**PROMPT:**
Using the data below, copy each line that includes the word "Average".

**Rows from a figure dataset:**
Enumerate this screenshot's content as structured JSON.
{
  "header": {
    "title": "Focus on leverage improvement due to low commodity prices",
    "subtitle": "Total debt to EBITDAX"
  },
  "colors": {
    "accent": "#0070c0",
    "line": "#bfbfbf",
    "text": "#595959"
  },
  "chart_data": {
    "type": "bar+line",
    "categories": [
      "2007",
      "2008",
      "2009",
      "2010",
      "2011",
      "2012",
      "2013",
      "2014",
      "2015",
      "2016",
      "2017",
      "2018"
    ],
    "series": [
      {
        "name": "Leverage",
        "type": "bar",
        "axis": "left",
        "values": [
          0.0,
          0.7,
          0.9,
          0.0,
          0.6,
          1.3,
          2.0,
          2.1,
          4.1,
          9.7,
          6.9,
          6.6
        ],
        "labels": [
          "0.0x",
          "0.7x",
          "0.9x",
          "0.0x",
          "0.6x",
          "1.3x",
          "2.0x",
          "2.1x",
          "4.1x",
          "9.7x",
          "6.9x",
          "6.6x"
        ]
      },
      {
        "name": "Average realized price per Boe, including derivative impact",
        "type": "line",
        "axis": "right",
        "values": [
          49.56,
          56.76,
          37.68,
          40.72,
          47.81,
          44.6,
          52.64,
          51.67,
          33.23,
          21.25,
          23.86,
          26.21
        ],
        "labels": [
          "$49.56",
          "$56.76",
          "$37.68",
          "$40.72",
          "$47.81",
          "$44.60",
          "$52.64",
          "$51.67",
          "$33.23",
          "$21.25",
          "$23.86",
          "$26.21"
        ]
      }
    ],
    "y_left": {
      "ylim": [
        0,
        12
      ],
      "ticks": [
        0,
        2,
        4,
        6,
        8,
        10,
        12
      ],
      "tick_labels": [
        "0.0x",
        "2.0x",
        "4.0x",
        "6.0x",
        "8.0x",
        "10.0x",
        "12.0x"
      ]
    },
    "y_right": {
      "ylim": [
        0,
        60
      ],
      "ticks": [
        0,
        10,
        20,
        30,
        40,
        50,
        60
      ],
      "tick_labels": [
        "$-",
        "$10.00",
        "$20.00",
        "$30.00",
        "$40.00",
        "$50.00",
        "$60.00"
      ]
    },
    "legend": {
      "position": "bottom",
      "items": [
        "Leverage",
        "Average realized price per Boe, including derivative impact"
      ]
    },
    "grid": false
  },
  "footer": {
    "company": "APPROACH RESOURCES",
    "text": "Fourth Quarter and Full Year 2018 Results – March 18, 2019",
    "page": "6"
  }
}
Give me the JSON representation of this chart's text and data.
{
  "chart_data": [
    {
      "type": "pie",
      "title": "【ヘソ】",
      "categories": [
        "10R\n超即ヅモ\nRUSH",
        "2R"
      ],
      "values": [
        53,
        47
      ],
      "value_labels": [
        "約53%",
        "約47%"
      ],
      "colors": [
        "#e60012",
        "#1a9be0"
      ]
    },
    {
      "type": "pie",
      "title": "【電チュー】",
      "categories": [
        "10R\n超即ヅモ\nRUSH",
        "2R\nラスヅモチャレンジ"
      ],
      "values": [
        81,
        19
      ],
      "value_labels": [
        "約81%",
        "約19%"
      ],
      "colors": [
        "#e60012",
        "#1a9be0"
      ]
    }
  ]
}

**RIGHT ANSWER:**
        "name": "Average realized price per Boe, including derivative impact",
        "Average realized price per Boe, including derivative impact"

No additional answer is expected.